==== Input for this task ====

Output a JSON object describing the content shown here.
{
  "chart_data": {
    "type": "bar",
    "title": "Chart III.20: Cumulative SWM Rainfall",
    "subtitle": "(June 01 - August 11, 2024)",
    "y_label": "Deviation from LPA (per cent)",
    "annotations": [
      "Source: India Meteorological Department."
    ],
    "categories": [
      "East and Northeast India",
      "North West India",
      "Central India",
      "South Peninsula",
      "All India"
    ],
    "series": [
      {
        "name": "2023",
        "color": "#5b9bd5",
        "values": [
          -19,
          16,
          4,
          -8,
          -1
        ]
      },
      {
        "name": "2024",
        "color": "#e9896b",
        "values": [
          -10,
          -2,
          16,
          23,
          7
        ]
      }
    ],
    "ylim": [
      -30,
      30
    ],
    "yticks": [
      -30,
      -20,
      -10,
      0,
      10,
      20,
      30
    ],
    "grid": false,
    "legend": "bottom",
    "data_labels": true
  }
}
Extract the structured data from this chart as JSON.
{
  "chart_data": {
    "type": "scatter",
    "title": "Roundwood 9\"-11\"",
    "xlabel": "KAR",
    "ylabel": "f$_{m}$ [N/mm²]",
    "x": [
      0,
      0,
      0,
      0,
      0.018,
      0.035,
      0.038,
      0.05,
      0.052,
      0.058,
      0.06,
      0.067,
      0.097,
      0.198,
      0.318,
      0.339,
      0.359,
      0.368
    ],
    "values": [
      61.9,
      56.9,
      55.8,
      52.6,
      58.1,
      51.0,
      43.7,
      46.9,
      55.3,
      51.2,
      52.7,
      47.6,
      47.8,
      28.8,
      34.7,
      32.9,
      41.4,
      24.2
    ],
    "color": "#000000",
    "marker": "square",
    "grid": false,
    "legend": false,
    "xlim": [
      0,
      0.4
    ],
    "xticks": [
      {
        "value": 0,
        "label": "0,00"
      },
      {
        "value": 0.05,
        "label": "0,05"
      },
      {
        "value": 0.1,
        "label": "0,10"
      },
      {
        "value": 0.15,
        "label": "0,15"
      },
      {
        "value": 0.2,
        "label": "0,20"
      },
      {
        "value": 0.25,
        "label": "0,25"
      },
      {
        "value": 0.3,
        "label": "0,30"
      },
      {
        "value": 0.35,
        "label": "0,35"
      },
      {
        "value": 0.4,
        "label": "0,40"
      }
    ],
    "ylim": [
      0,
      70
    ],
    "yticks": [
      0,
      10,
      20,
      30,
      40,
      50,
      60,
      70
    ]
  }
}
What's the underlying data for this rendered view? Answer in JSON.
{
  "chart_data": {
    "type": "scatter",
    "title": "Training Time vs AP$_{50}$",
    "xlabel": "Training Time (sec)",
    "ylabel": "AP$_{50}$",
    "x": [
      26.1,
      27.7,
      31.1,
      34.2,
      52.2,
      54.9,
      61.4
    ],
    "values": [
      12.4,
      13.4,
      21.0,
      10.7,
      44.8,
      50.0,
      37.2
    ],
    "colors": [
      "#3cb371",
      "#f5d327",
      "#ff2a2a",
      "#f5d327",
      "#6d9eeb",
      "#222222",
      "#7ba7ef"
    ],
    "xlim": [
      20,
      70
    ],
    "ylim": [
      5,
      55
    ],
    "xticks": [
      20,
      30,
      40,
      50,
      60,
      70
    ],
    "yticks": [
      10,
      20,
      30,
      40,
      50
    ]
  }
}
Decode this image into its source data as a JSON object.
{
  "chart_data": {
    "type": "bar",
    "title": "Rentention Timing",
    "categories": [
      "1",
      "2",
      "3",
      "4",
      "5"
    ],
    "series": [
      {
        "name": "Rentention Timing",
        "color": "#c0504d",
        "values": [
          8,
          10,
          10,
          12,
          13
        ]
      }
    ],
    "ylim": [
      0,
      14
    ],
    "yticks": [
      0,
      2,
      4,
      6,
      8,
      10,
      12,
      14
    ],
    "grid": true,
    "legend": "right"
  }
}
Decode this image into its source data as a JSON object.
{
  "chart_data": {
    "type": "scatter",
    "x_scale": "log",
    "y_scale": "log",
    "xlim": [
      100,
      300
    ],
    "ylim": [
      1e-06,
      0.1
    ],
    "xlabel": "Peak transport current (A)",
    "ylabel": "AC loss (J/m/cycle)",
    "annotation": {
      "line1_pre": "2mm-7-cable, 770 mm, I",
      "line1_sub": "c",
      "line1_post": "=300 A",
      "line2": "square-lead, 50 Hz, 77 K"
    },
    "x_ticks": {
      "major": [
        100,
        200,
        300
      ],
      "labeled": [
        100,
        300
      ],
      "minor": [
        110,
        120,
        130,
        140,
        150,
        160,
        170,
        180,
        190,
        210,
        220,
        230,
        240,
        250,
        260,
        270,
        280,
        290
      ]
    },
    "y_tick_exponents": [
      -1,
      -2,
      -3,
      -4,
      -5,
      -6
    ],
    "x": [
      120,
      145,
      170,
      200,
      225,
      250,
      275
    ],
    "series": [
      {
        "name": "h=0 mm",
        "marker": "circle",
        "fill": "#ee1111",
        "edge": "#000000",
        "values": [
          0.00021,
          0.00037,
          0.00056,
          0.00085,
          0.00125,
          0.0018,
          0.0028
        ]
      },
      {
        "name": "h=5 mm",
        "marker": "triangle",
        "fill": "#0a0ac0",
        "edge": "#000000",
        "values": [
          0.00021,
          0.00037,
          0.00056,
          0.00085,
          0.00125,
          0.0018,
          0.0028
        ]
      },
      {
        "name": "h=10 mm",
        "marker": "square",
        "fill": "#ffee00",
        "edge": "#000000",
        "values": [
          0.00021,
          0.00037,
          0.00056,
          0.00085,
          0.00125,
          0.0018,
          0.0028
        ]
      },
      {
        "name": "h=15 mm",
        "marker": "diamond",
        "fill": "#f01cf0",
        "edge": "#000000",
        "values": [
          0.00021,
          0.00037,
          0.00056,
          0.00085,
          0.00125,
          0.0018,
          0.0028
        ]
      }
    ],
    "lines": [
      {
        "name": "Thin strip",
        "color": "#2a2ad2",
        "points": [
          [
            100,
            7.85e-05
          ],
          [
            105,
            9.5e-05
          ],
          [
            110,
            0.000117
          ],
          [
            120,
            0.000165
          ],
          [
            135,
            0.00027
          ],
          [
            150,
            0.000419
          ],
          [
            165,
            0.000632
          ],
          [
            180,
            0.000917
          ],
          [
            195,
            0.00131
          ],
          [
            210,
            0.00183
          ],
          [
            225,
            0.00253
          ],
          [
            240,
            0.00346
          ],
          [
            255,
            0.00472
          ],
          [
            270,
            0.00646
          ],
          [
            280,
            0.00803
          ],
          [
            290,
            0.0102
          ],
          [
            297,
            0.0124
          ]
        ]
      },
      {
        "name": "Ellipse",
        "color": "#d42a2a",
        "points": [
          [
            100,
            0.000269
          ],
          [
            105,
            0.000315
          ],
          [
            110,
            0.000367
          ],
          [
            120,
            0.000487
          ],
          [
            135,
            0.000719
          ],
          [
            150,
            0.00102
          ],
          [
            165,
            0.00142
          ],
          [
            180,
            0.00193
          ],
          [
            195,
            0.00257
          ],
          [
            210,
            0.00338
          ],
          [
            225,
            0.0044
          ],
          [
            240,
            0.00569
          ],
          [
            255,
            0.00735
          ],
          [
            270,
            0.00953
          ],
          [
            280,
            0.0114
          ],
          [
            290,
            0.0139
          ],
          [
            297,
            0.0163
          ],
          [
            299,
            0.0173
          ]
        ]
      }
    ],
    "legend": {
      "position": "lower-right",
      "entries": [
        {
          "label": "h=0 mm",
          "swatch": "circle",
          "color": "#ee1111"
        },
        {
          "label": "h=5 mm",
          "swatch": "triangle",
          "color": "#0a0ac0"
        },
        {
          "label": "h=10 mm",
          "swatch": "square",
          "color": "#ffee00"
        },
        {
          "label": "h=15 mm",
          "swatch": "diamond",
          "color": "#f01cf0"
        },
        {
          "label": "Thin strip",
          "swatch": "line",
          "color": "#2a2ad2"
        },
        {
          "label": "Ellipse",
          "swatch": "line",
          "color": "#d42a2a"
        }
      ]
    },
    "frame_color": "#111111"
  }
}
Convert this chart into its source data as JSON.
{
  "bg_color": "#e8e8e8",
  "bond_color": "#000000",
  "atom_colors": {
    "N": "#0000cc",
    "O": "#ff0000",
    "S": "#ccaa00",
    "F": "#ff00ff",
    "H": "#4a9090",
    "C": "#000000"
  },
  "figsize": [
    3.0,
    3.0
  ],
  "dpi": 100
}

====

What to do: All lines from the line containing "Convert this chart" through the end of the listing above are to be duplicated exactly; include both ends and nothing further.

Task response:
Convert this chart into its source data as JSON.
{
  "bg_color": "#e8e8e8",
  "bond_color": "#000000",
  "atom_colors": {
    "N": "#0000cc",
    "O": "#ff0000",
    "S": "#ccaa00",
    "F": "#ff00ff",
    "H": "#4a9090",
    "C": "#000000"
  },
  "figsize": [
    3.0,
    3.0
  ],
  "dpi": 100
}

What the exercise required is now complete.